-- Items from a figure collection --
★ ★ ★ ★ ★

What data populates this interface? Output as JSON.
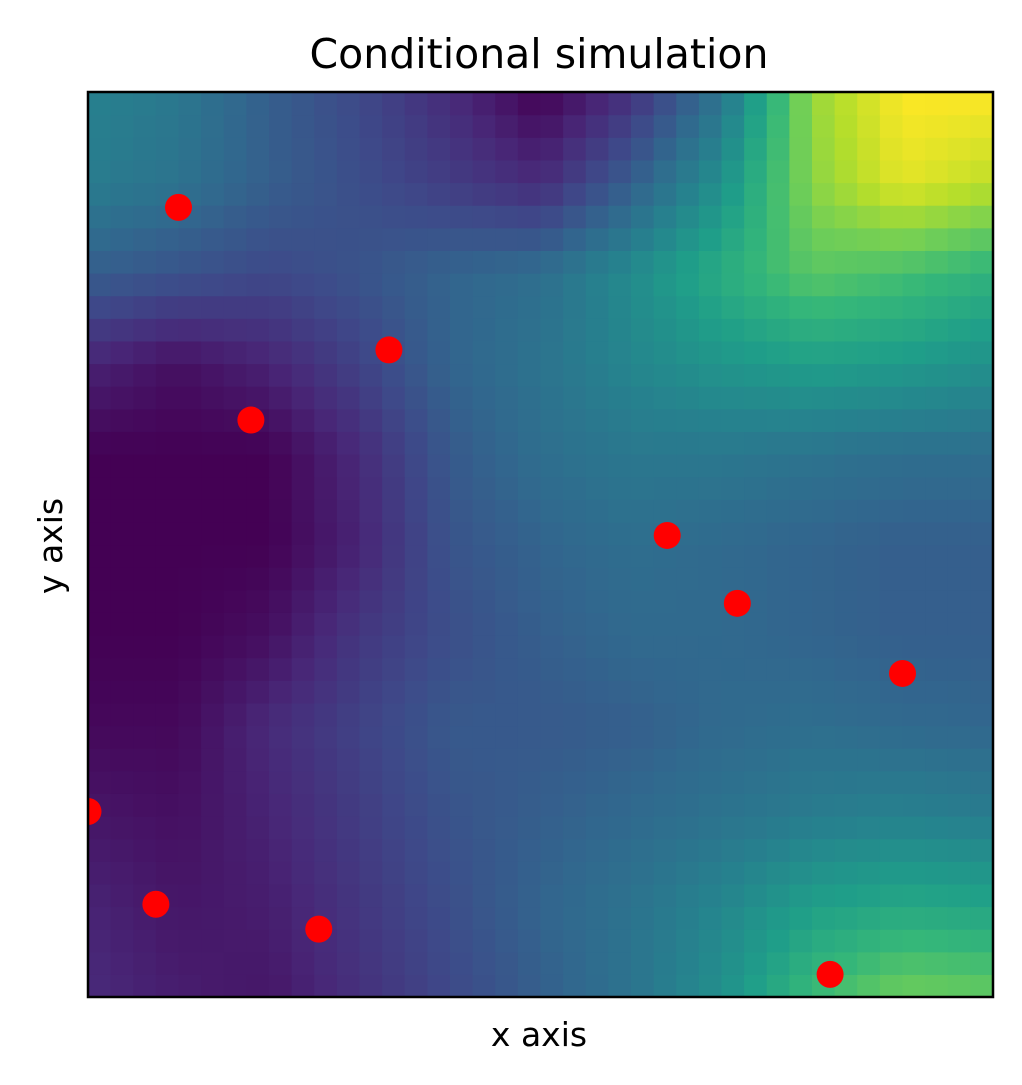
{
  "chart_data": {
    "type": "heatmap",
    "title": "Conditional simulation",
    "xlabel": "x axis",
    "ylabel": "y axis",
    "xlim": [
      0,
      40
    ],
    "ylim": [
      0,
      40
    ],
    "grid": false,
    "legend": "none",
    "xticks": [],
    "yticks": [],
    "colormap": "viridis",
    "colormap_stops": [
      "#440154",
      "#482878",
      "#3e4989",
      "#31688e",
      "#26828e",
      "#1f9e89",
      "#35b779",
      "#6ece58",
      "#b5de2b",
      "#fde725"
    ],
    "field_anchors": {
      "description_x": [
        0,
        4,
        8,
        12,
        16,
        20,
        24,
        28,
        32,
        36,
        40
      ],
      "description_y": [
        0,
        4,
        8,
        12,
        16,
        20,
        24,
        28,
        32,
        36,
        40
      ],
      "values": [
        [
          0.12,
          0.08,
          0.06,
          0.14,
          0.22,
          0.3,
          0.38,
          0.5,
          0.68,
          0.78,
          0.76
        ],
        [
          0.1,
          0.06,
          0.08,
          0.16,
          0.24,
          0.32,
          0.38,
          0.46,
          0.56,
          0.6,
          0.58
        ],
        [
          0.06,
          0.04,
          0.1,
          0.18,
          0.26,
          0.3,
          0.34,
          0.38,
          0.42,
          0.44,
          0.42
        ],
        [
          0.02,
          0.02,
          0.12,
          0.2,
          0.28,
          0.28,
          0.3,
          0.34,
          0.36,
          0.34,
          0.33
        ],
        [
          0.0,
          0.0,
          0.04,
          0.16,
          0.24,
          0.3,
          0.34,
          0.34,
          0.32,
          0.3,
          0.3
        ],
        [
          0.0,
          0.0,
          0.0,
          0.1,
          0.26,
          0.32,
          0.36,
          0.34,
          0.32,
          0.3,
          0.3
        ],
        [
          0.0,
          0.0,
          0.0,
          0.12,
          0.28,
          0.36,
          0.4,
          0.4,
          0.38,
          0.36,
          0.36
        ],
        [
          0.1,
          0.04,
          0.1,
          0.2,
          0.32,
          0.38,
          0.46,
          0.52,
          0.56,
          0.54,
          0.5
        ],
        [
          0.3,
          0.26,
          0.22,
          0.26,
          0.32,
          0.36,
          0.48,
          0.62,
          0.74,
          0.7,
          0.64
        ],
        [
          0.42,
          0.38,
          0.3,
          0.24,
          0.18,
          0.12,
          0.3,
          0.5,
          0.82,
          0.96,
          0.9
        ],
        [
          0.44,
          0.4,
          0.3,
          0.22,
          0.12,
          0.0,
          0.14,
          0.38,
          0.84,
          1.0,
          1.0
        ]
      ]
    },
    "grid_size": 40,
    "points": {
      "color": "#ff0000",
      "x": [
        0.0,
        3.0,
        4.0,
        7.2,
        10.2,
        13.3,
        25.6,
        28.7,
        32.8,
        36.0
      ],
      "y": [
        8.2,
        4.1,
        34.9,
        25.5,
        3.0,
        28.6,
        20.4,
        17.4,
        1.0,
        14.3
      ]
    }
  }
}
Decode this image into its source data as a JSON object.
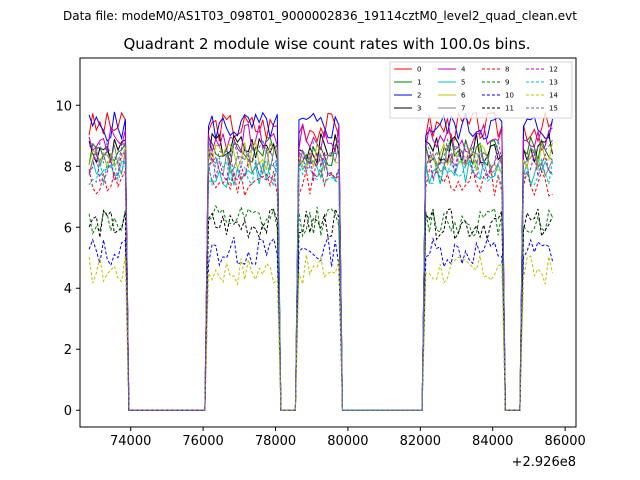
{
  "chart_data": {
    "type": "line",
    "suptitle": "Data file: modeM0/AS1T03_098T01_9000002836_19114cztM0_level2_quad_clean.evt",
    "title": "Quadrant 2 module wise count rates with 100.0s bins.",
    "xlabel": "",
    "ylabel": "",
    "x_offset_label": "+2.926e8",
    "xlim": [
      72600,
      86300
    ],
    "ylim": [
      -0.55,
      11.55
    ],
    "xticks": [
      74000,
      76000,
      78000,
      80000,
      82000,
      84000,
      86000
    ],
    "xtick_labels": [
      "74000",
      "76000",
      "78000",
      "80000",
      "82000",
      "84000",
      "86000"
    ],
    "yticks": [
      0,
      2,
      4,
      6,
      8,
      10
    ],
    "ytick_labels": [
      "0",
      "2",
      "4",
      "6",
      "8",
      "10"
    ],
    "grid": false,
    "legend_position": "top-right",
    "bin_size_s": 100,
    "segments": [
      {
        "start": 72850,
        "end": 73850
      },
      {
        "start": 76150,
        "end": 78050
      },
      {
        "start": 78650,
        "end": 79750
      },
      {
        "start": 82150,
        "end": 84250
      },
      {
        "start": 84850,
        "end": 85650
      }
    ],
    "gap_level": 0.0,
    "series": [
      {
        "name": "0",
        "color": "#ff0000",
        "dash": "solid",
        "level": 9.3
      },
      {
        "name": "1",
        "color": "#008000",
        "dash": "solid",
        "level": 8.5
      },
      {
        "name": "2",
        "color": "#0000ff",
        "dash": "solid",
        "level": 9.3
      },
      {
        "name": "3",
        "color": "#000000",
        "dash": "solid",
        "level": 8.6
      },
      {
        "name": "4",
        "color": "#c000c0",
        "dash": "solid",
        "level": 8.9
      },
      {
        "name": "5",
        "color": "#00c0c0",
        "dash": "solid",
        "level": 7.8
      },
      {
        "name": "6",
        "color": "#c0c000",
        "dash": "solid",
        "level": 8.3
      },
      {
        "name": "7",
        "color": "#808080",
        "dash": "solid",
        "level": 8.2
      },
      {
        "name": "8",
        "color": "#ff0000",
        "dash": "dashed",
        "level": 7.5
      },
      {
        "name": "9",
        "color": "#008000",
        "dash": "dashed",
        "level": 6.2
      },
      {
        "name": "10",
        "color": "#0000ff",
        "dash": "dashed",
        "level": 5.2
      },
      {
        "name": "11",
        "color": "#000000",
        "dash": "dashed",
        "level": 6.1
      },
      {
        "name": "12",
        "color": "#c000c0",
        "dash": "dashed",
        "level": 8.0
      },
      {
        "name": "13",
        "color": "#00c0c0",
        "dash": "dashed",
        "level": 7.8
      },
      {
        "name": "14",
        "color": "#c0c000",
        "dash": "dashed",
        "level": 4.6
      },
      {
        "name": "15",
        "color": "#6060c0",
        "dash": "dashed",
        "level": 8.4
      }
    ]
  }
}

★ ★ ★ ★ ★

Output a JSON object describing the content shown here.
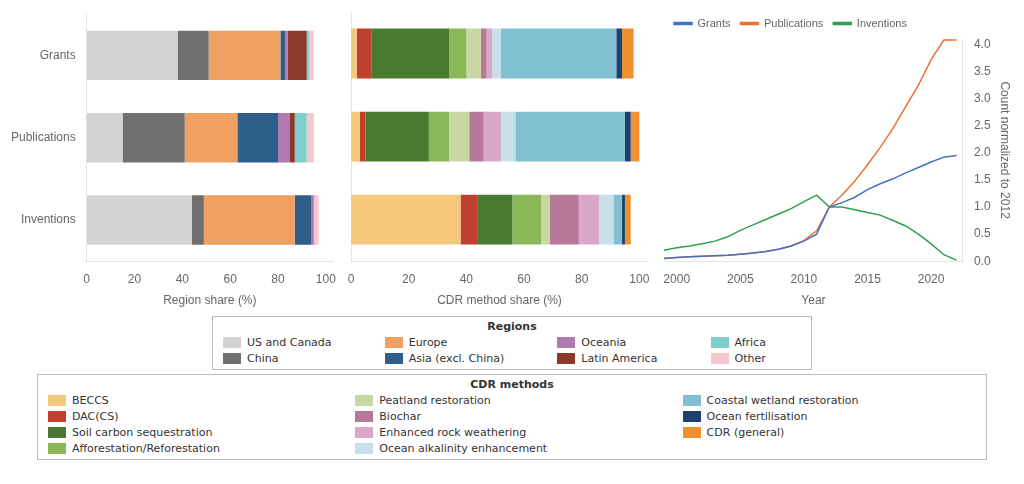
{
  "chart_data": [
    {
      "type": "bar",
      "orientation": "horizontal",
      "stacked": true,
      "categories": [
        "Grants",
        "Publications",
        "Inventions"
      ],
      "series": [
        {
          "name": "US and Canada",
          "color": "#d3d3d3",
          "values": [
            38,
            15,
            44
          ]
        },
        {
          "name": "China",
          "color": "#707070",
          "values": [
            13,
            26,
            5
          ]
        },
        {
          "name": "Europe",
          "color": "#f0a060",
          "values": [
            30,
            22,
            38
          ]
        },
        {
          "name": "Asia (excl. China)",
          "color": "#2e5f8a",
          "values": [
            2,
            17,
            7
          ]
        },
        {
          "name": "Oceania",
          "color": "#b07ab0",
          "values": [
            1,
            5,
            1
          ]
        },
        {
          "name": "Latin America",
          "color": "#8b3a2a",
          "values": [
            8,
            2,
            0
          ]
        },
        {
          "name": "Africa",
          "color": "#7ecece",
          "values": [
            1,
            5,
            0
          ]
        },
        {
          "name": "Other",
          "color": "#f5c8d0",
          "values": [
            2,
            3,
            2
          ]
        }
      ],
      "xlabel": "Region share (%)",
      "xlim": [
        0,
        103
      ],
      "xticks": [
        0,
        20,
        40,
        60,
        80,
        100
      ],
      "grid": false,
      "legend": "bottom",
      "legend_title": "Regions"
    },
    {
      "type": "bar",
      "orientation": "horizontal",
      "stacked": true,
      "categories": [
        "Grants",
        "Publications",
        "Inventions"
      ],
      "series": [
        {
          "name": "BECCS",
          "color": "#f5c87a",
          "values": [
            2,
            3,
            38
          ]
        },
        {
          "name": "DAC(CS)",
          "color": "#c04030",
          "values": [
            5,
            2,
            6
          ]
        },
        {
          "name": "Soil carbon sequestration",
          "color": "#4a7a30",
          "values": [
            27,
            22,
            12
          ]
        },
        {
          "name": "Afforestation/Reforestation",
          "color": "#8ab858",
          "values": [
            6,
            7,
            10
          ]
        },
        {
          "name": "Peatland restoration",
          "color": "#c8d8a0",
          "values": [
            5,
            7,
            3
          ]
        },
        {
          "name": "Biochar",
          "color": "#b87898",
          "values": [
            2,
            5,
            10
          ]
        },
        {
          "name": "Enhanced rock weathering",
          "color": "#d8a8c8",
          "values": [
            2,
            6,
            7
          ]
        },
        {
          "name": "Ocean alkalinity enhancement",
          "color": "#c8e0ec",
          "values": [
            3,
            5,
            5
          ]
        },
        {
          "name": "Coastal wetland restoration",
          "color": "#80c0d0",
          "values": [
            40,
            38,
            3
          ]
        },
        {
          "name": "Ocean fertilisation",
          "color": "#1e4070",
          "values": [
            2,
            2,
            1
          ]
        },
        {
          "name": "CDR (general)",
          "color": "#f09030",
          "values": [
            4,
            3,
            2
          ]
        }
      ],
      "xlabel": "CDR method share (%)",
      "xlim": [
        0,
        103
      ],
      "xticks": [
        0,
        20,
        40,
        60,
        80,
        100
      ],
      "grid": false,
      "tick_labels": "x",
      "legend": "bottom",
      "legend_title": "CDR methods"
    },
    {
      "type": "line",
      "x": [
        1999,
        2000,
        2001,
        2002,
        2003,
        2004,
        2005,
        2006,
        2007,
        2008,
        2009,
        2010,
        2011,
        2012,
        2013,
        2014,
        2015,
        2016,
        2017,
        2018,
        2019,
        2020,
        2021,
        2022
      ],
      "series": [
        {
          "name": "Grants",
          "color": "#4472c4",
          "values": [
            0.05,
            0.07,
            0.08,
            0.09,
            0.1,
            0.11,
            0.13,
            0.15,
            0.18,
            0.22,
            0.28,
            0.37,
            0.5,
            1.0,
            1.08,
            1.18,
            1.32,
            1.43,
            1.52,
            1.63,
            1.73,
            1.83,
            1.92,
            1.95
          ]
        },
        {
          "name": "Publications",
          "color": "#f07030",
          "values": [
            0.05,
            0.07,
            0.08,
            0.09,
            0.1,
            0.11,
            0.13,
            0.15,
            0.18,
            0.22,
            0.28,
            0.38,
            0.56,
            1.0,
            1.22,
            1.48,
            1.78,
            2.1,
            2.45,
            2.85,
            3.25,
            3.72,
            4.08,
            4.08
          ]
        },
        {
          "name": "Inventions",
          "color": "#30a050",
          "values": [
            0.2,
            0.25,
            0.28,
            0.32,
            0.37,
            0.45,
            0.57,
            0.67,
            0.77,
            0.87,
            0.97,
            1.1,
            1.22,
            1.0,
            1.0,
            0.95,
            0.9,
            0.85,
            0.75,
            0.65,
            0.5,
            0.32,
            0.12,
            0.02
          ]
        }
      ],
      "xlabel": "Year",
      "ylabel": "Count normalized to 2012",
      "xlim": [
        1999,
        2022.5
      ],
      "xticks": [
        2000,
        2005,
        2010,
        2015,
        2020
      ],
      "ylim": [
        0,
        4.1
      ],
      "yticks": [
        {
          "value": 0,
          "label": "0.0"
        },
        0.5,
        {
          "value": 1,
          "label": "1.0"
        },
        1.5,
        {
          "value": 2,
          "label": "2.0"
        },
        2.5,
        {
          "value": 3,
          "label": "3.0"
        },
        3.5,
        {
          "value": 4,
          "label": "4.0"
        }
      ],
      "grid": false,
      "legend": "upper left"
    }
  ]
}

★ ★ ★ ★ ★

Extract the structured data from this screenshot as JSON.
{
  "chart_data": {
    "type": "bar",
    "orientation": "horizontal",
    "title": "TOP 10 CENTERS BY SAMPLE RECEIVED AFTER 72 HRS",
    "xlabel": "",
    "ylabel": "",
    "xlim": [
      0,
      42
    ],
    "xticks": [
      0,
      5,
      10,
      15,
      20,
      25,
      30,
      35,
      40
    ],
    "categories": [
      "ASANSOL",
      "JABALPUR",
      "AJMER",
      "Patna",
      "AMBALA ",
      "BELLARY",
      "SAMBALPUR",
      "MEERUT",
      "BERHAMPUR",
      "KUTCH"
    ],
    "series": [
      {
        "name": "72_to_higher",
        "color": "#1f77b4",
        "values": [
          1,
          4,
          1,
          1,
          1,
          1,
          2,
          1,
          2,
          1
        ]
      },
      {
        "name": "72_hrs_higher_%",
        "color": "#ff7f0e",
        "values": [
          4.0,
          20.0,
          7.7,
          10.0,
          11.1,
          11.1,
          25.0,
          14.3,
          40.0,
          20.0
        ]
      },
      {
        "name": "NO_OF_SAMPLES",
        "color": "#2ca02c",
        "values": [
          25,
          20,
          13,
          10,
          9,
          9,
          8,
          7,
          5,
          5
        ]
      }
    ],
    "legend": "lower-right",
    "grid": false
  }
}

★ ★ ★ ★ ★

List every line in the records above that contains the word "JSON".

-- Right answer --
What data populates this interface? Output as JSON.
Decode this image into its source data as a JSON object.
Output a JSON object describing the content shown here.
Extract the structured data from this screenshot as JSON.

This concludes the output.